◆ **Task description**: Restate each of the lines below word for word and drop every picture.

=== Record extracts ===

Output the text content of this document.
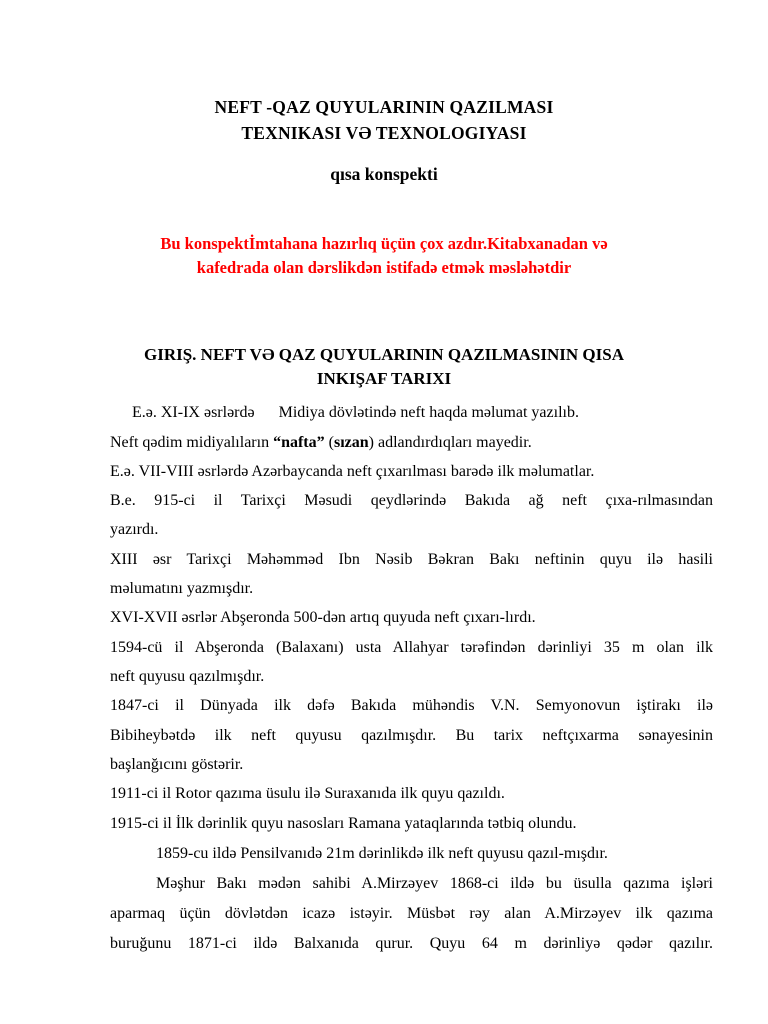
NEFT -QAZ QUYULARININ QAZILMASI
TEXNIKASI VƏ TEXNOLOGIYASI
qısa konspekti
Bu konspektİmtahana hazırlıq üçün çox azdır.Kitabxanadan və
kafedrada olan dərslikdən istifadə etmək məsləhətdir
GIRIŞ. NEFT VƏ QAZ QUYULARININ QAZILMASININ QISA
INKIŞAF TARIXI
E.ə. XI-IX əsrlərdə      Midiya dövlətində neft haqda məlumat yazılıb.
Neft qədim midiyalıların “nafta” (sızan) adlandırdıqları mayedir.
E.ə. VII-VIII əsrlərdə Azərbaycanda neft çıxarılması barədə ilk məlumatlar.
B.e. 915-ci il Tarixçi Məsudi qeydlərində Bakıda ağ neft çıxa-rılmasından
yazırdı.
XIII əsr Tarixçi Məhəmməd Ibn Nəsib Bəkran Bakı neftinin quyu ilə hasili
məlumatını yazmışdır.
XVI-XVII əsrlər Abşeronda 500-dən artıq quyuda neft çıxarı-lırdı.
1594-cü il Abşeronda (Balaxanı) usta Allahyar tərəfindən dərinliyi 35 m olan ilk
neft quyusu qazılmışdır.
1847-ci il Dünyada ilk dəfə Bakıda mühəndis V.N. Semyonovun iştirakı ilə
Bibiheybətdə ilk neft quyusu qazılmışdır. Bu tarix neftçıxarma sənayesinin
başlanğıcını göstərir.
1911-ci il Rotor qazıma üsulu ilə Suraxanıda ilk quyu qazıldı.
1915-ci il İlk dərinlik quyu nasosları Ramana yataqlarında tətbiq olundu.
1859-cu ildə Pensilvanıdə 21m dərinlikdə ilk neft quyusu qazıl-mışdır.
Məşhur Bakı mədən sahibi A.Mirzəyev 1868-ci ildə bu üsulla qazıma işləri
aparmaq üçün dövlətdən icazə istəyir. Müsbət rəy alan A.Mirzəyev ilk qazıma
buruğunu 1871-ci ildə Balxanıda qurur. Quyu 64 m dərinliyə qədər qazılır.
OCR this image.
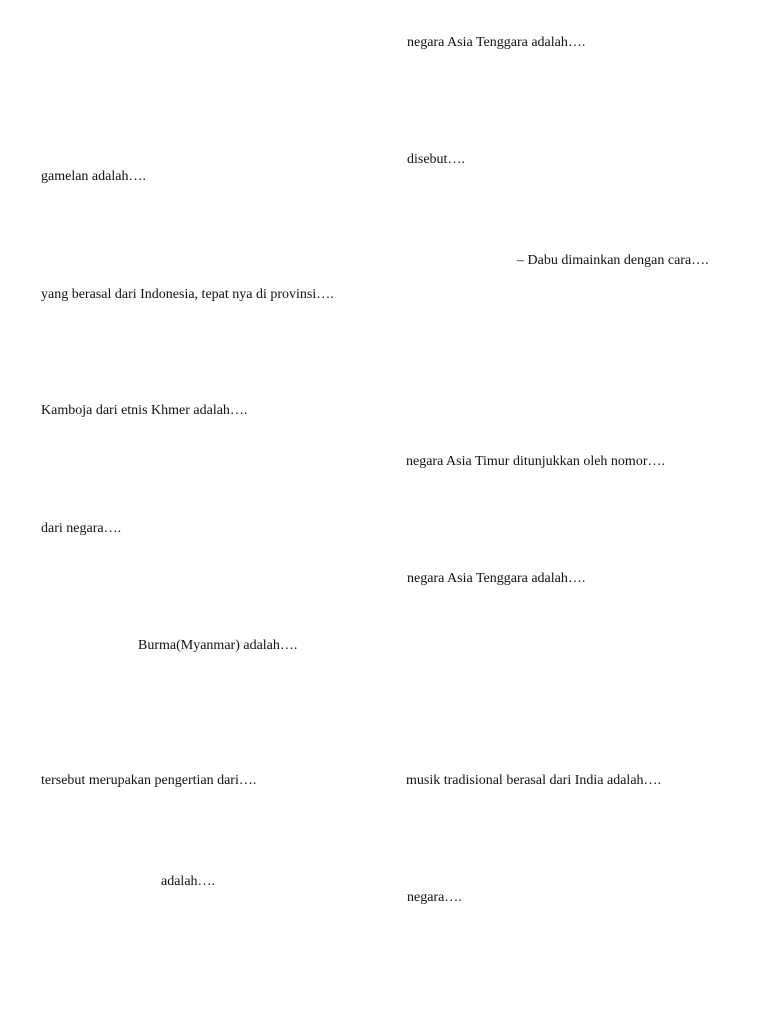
negara Asia Tenggara adalah….
disebut….
– Dabu dimainkan dengan cara….
negara Asia Timur ditunjukkan oleh nomor….
negara Asia Tenggara adalah….
musik tradisional berasal dari India adalah….
negara….
gamelan adalah….
yang berasal dari Indonesia, tepat nya di provinsi….
Kamboja dari etnis Khmer adalah….
dari negara….
Burma(Myanmar) adalah….
tersebut merupakan pengertian dari….
adalah….
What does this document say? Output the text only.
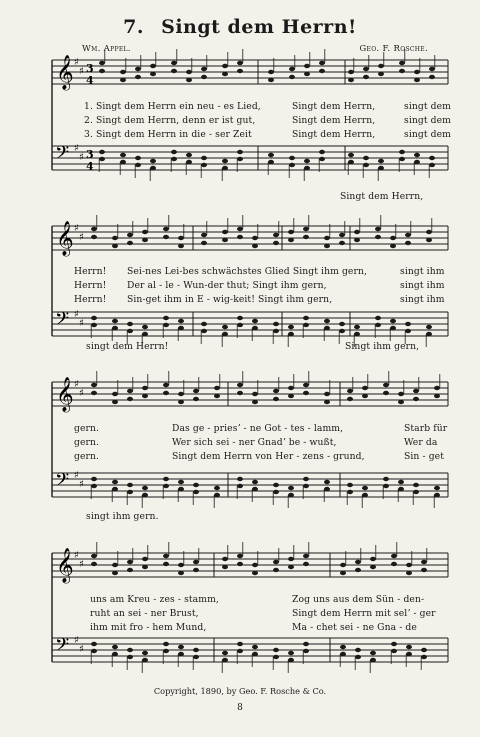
7. Singt dem Herrn!
Wm. Appel.	Geo. F. Rosche.
𝄞 ♯
♯ 3
4
𝄢 ♯
♯ 3
4
𝄞 ♯
♯
𝄢 ♯
♯
𝄞 ♯
♯
𝄢 ♯
♯
𝄞 ♯
♯
𝄢 ♯
♯
1. Singt dem Herrn ein neu - es Lied,	Singt dem Herrn,	singt dem
2. Singt dem Herrn, denn er ist gut,	Singt dem Herrn,	singt dem
3. Singt dem Herrn in die - ser Zeit	Singt dem Herrn,	singt dem
Singt dem Herrn,
Herrn! Sei-nes Lei-bes schwächstes Glied Singt ihm gern,	singt ihm
Herrn! Der al - le - Wun-der thut; Singt ihm gern,	singt ihm
Herrn! Sin-get ihm in E - wig-keit! Singt ihm gern,	singt ihm
singt dem Herrn!	Singt ihm gern,
gern.	Das ge - priesʼ - ne Got - tes - lamm,	Starb für
gern.	Wer sich sei - ner Gnadʼ be - wußt,	Wer da
gern.	Singt dem Herrn von Her - zens - grund,	Sin - get
singt ihm gern.
uns am Kreu - zes - stamm,	Zog uns aus dem Sün - den-
ruht an sei - ner Brust,	Singt dem Herrn mit selʼ - ger
ihm mit fro - hem Mund,	Ma - chet sei - ne Gna - de
Copyright, 1890, by Geo. F. Rosche & Co.
8
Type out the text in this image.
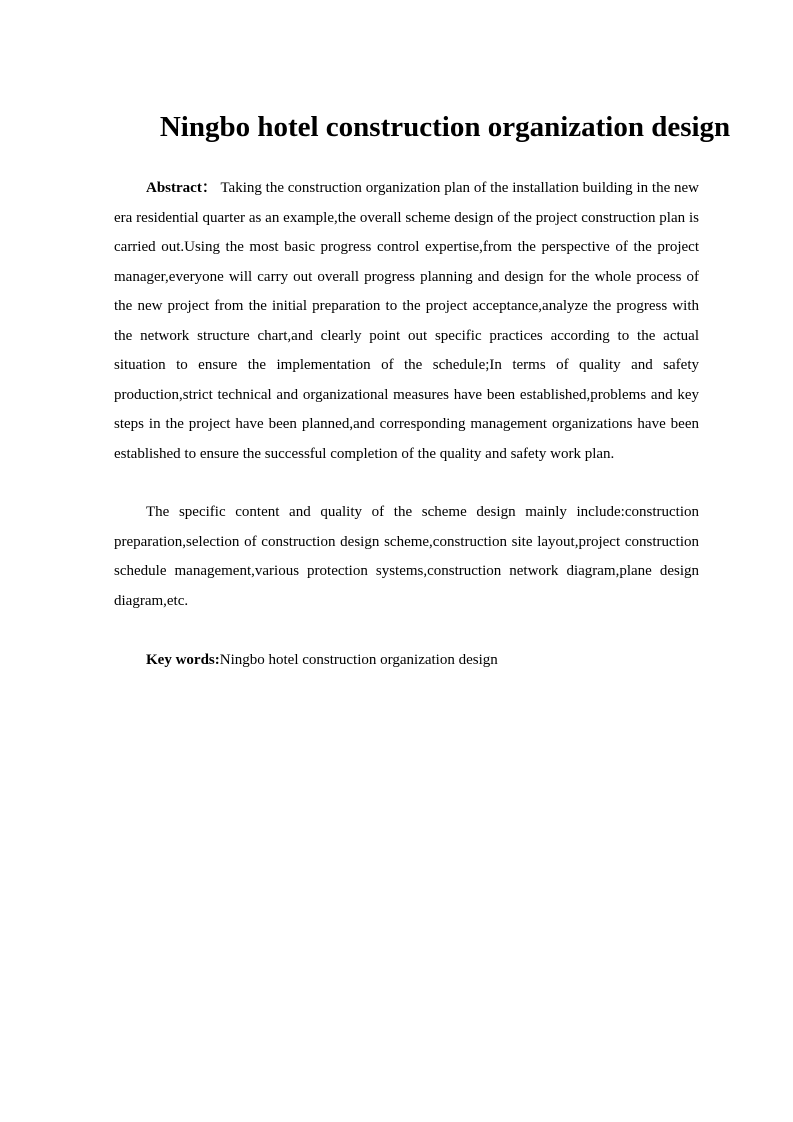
Ningbo hotel construction organization design

Abstract： Taking the construction organization plan of the installation building in the new era residential quarter as an example,the overall scheme design of the project construction plan is carried out.Using the most basic progress control expertise,from the perspective of the project manager,everyone will carry out overall progress planning and design for the whole process of the new project from the initial preparation to the project acceptance,analyze the progress with the network structure chart,and clearly point out specific practices according to the actual situation to ensure the implementation of the schedule;In terms of quality and safety production,strict technical and organizational measures have been established,problems and key steps in the project have been planned,and corresponding management organizations have been established to ensure the successful completion of the quality and safety work plan.

The specific content and quality of the scheme design mainly include:construction preparation,selection of construction design scheme,construction site layout,project construction schedule management,various protection systems,construction network diagram,plane design diagram,etc.

Key words:Ningbo hotel construction organization design
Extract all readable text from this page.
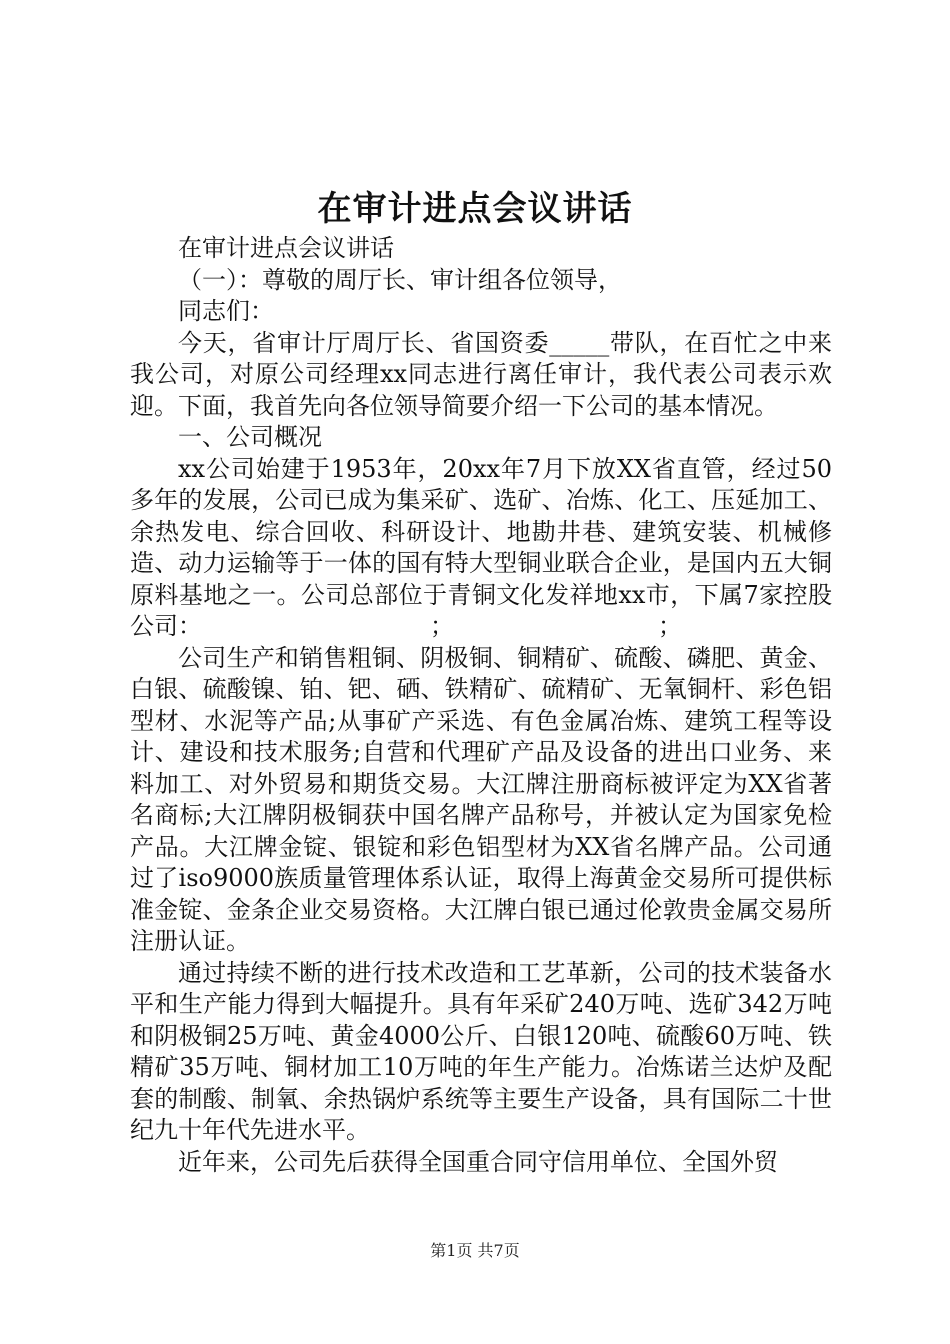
在审计进点会议讲话

在审计进点会议讲话

（一）：尊敬的周厅长、审计组各位领导，

同志们：

今天，省审计厅周厅长、省国资委_____带队，在百忙之中来我公司，对原公司经理xx同志进行离任审计，我代表公司表示欢迎。下面，我首先向各位领导简要介绍一下公司的基本情况。

一、公司概况

xx公司始建于1953年，20xx年7月下放XX省直管，经过50多年的发展，公司已成为集采矿、选矿、冶炼、化工、压延加工、余热发电、综合回收、科研设计、地勘井巷、建筑安装、机械修造、动力运输等于一体的国有特大型铜业联合企业，是国内五大铜原料基地之一。公司总部位于青铜文化发祥地xx市，下属7家控股公司：　　　　　　　　　　；　　　　　　　　　；

公司生产和销售粗铜、阴极铜、铜精矿、硫酸、磷肥、黄金、白银、硫酸镍、铂、钯、硒、铁精矿、硫精矿、无氧铜杆、彩色铝型材、水泥等产品;从事矿产采选、有色金属冶炼、建筑工程等设计、建设和技术服务;自营和代理矿产品及设备的进出口业务、来料加工、对外贸易和期货交易。大江牌注册商标被评定为XX省著名商标;大江牌阴极铜获中国名牌产品称号，并被认定为国家免检产品。大江牌金锭、银锭和彩色铝型材为XX省名牌产品。公司通过了iso9000族质量管理体系认证，取得上海黄金交易所可提供标准金锭、金条企业交易资格。大江牌白银已通过伦敦贵金属交易所注册认证。

通过持续不断的进行技术改造和工艺革新，公司的技术装备水平和生产能力得到大幅提升。具有年采矿240万吨、选矿342万吨和阴极铜25万吨、黄金4000公斤、白银120吨、硫酸60万吨、铁精矿35万吨、铜材加工10万吨的年生产能力。冶炼诺兰达炉及配套的制酸、制氧、余热锅炉系统等主要生产设备，具有国际二十世纪九十年代先进水平。

近年来，公司先后获得全国重合同守信用单位、全国外贸

第1页 共7页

===

◆ **Response**:
Output the text content of this document.
NEFT -QAZ QUYULARININ QAZILMASI
TEXNIKASI VƏ TEXNOLOGIYASI
qısa konspekti
Bu konspektİmtahana hazırlıq üçün çox azdır.Kitabxanadan və
kafedrada olan dərslikdən istifadə etmək məsləhətdir
GIRIŞ. NEFT VƏ QAZ QUYULARININ QAZILMASININ QISA
INKIŞAF TARIXI
E.ə. XI-IX əsrlərdə      Midiya dövlətində neft haqda məlumat yazılıb.
Neft qədim midiyalıların “nafta” (sızan) adlandırdıqları mayedir.
E.ə. VII-VIII əsrlərdə Azərbaycanda neft çıxarılması barədə ilk məlumatlar.
B.e. 915-ci il Tarixçi Məsudi qeydlərində Bakıda ağ neft çıxa-rılmasından
yazırdı.
XIII əsr Tarixçi Məhəmməd Ibn Nəsib Bəkran Bakı neftinin quyu ilə hasili
məlumatını yazmışdır.
XVI-XVII əsrlər Abşeronda 500-dən artıq quyuda neft çıxarı-lırdı.
1594-cü il Abşeronda (Balaxanı) usta Allahyar tərəfindən dərinliyi 35 m olan ilk
neft quyusu qazılmışdır.
1847-ci il Dünyada ilk dəfə Bakıda mühəndis V.N. Semyonovun iştirakı ilə
Bibiheybətdə ilk neft quyusu qazılmışdır. Bu tarix neftçıxarma sənayesinin
başlanğıcını göstərir.
1911-ci il Rotor qazıma üsulu ilə Suraxanıda ilk quyu qazıldı.
1915-ci il İlk dərinlik quyu nasosları Ramana yataqlarında tətbiq olundu.
1859-cu ildə Pensilvanıdə 21m dərinlikdə ilk neft quyusu qazıl-mışdır.
Məşhur Bakı mədən sahibi A.Mirzəyev 1868-ci ildə bu üsulla qazıma işləri
aparmaq üçün dövlətdən icazə istəyir. Müsbət rəy alan A.Mirzəyev ilk qazıma
buruğunu 1871-ci ildə Balxanıda qurur. Quyu 64 m dərinliyə qədər qazılır.
OCR this image.
negara Asia Tenggara adalah….
disebut….
– Dabu dimainkan dengan cara….
negara Asia Timur ditunjukkan oleh nomor….
negara Asia Tenggara adalah….
musik tradisional berasal dari India adalah….
negara….
gamelan adalah….
yang berasal dari Indonesia, tepat nya di provinsi….
Kamboja dari etnis Khmer adalah….
dari negara….
Burma(Myanmar) adalah….
tersebut merupakan pengertian dari….
adalah….
What does this document say? Output the text only.
7. Singt dem Herrn!
Wm. Appel.	Geo. F. Rosche.
𝄞 ♯
♯ 3
4
𝄢 ♯
♯ 3
4
𝄞 ♯
♯
𝄢 ♯
♯
𝄞 ♯
♯
𝄢 ♯
♯
𝄞 ♯
♯
𝄢 ♯
♯
1. Singt dem Herrn ein neu - es Lied,	Singt dem Herrn,	singt dem
2. Singt dem Herrn, denn er ist gut,	Singt dem Herrn,	singt dem
3. Singt dem Herrn in die - ser Zeit	Singt dem Herrn,	singt dem
Singt dem Herrn,
Herrn! Sei-nes Lei-bes schwächstes Glied Singt ihm gern,	singt ihm
Herrn! Der al - le - Wun-der thut; Singt ihm gern,	singt ihm
Herrn! Sin-get ihm in E - wig-keit! Singt ihm gern,	singt ihm
singt dem Herrn!	Singt ihm gern,
gern.	Das ge - priesʼ - ne Got - tes - lamm,	Starb für
gern.	Wer sich sei - ner Gnadʼ be - wußt,	Wer da
gern.	Singt dem Herrn von Her - zens - grund,	Sin - get
singt ihm gern.
uns am Kreu - zes - stamm,	Zog uns aus dem Sün - den-
ruht an sei - ner Brust,	Singt dem Herrn mit selʼ - ger
ihm mit fro - hem Mund,	Ma - chet sei - ne Gna - de
Copyright, 1890, by Geo. F. Rosche & Co.
8
Type out the text in this image.
Ningbo hotel construction organization design

Abstract： Taking the construction organization plan of the installation building in the new era residential quarter as an example,the overall scheme design of the project construction plan is carried out.Using the most basic progress control expertise,from the perspective of the project manager,everyone will carry out overall progress planning and design for the whole process of the new project from the initial preparation to the project acceptance,analyze the progress with the network structure chart,and clearly point out specific practices according to the actual situation to ensure the implementation of the schedule;In terms of quality and safety production,strict technical and organizational measures have been established,problems and key steps in the project have been planned,and corresponding management organizations have been established to ensure the successful completion of the quality and safety work plan.

The specific content and quality of the scheme design mainly include:construction preparation,selection of construction design scheme,construction site layout,project construction schedule management,various protection systems,construction network diagram,plane design diagram,etc.

Key words:Ningbo hotel construction organization design
Extract all readable text from this page.
在审计进点会议讲话

在审计进点会议讲话

（一）：尊敬的周厅长、审计组各位领导，

同志们：

今天，省审计厅周厅长、省国资委_____带队，在百忙之中来我公司，对原公司经理xx同志进行离任审计，我代表公司表示欢迎。下面，我首先向各位领导简要介绍一下公司的基本情况。

一、公司概况

xx公司始建于1953年，20xx年7月下放XX省直管，经过50多年的发展，公司已成为集采矿、选矿、冶炼、化工、压延加工、余热发电、综合回收、科研设计、地勘井巷、建筑安装、机械修造、动力运输等于一体的国有特大型铜业联合企业，是国内五大铜原料基地之一。公司总部位于青铜文化发祥地xx市，下属7家控股公司：　　　　　　　　　　；　　　　　　　　　；

公司生产和销售粗铜、阴极铜、铜精矿、硫酸、磷肥、黄金、白银、硫酸镍、铂、钯、硒、铁精矿、硫精矿、无氧铜杆、彩色铝型材、水泥等产品;从事矿产采选、有色金属冶炼、建筑工程等设计、建设和技术服务;自营和代理矿产品及设备的进出口业务、来料加工、对外贸易和期货交易。大江牌注册商标被评定为XX省著名商标;大江牌阴极铜获中国名牌产品称号，并被认定为国家免检产品。大江牌金锭、银锭和彩色铝型材为XX省名牌产品。公司通过了iso9000族质量管理体系认证，取得上海黄金交易所可提供标准金锭、金条企业交易资格。大江牌白银已通过伦敦贵金属交易所注册认证。

通过持续不断的进行技术改造和工艺革新，公司的技术装备水平和生产能力得到大幅提升。具有年采矿240万吨、选矿342万吨和阴极铜25万吨、黄金4000公斤、白银120吨、硫酸60万吨、铁精矿35万吨、铜材加工10万吨的年生产能力。冶炼诺兰达炉及配套的制酸、制氧、余热锅炉系统等主要生产设备，具有国际二十世纪九十年代先进水平。

近年来，公司先后获得全国重合同守信用单位、全国外贸

第1页 共7页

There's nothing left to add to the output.